**Objective**:
From the entries below, list each line with "élevage".

----

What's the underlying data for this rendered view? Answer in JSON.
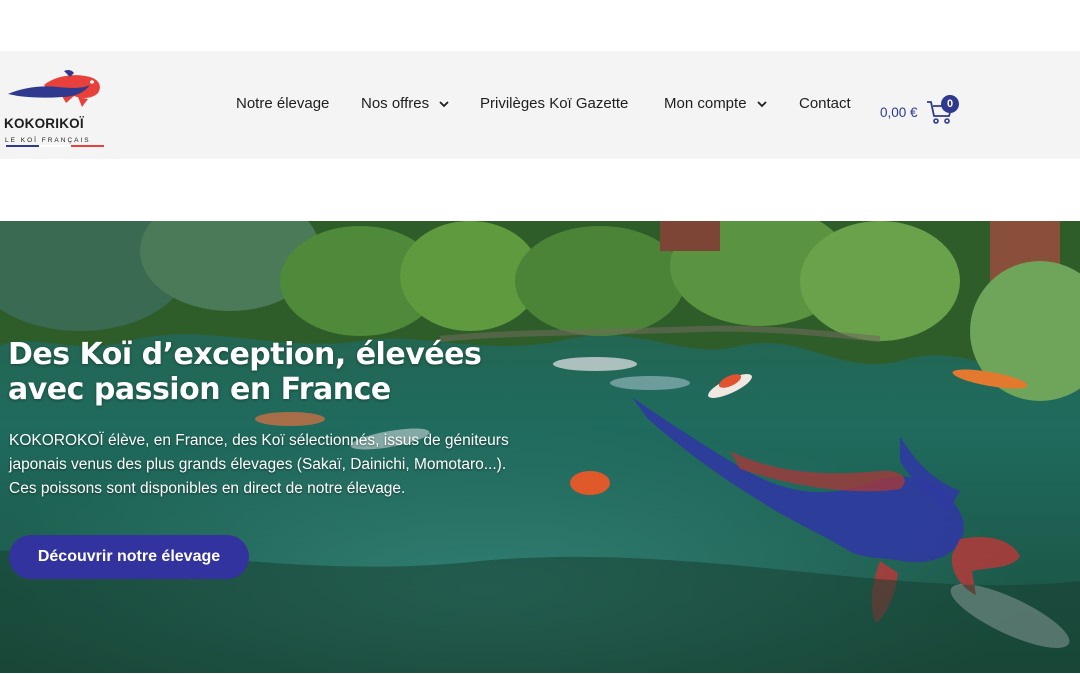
{
  "brand": {
    "name": "KOKORIKOÏ",
    "tagline": "LE KOÏ FRANÇAIS",
    "colors": {
      "blue": "#2f3a8f",
      "red": "#e8413b",
      "white": "#ffffff"
    }
  },
  "nav": {
    "items": [
      {
        "label": "Notre élevage",
        "has_dropdown": false
      },
      {
        "label": "Nos offres",
        "has_dropdown": true
      },
      {
        "label": "Privilèges Koï Gazette",
        "has_dropdown": false
      },
      {
        "label": "Mon compte",
        "has_dropdown": true
      },
      {
        "label": "Contact",
        "has_dropdown": false
      }
    ]
  },
  "cart": {
    "total": "0,00 €",
    "count": "0",
    "icon": "cart-icon"
  },
  "hero": {
    "title": "Des Koï d’exception, élevées avec passion en France",
    "text": "KOKOROKOÏ élève, en France, des Koï sélectionnés, issus de géniteurs japonais venus des plus grands élevages (Sakaï, Dainichi, Momotaro...). Ces poissons sont disponibles en direct de notre élevage.",
    "cta_label": "Découvrir notre élevage"
  }
}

----

**Solution to this problem**:
        "label": "Notre élevage",
    "text": "KOKOROKOÏ élève, en France, des Koï sélectionnés, issus de géniteurs japonais venus des plus grands élevages (Sakaï, Dainichi, Momotaro...). Ces poissons sont disponibles en direct de notre élevage.",
    "cta_label": "Découvrir notre élevage"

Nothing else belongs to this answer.